Data to use:

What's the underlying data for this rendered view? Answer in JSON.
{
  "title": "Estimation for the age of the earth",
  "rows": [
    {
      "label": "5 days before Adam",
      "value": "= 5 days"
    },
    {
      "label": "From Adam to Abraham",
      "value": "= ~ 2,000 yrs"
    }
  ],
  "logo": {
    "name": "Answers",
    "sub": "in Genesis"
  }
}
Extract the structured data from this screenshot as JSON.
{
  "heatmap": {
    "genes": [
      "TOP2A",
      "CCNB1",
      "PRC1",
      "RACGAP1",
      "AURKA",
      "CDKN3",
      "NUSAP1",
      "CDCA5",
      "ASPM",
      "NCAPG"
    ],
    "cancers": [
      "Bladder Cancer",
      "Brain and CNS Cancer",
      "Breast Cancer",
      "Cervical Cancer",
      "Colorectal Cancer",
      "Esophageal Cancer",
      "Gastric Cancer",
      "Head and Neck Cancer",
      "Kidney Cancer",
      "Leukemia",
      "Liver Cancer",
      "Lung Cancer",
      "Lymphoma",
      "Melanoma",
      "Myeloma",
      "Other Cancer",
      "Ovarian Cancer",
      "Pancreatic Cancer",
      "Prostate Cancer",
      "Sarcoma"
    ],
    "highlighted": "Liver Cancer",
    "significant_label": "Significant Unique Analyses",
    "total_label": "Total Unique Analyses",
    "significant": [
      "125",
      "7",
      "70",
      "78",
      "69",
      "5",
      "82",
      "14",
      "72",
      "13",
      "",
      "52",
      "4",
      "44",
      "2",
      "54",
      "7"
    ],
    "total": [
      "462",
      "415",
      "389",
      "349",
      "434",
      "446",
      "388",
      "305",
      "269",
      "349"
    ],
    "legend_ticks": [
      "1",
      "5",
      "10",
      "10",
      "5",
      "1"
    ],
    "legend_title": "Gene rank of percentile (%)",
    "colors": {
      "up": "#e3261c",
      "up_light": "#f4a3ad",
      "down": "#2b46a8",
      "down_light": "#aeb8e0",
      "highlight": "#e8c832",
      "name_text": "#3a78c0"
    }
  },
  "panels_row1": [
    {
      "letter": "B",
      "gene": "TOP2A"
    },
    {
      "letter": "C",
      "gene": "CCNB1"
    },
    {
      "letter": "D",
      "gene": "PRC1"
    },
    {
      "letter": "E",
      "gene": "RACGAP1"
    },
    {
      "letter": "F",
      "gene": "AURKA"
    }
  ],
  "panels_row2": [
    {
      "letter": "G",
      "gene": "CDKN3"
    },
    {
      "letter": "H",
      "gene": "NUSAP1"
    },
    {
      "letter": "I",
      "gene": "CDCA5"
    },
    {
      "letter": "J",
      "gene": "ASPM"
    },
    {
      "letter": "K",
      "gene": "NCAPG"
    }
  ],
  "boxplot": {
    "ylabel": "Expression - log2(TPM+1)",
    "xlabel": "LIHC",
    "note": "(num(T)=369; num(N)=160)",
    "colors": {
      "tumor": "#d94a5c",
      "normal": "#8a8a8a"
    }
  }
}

Work to complete:
For this listing, copy out every line that includes the word "days".

Exercise solution:
      "label": "5 days before Adam",
      "value": "= 5 days"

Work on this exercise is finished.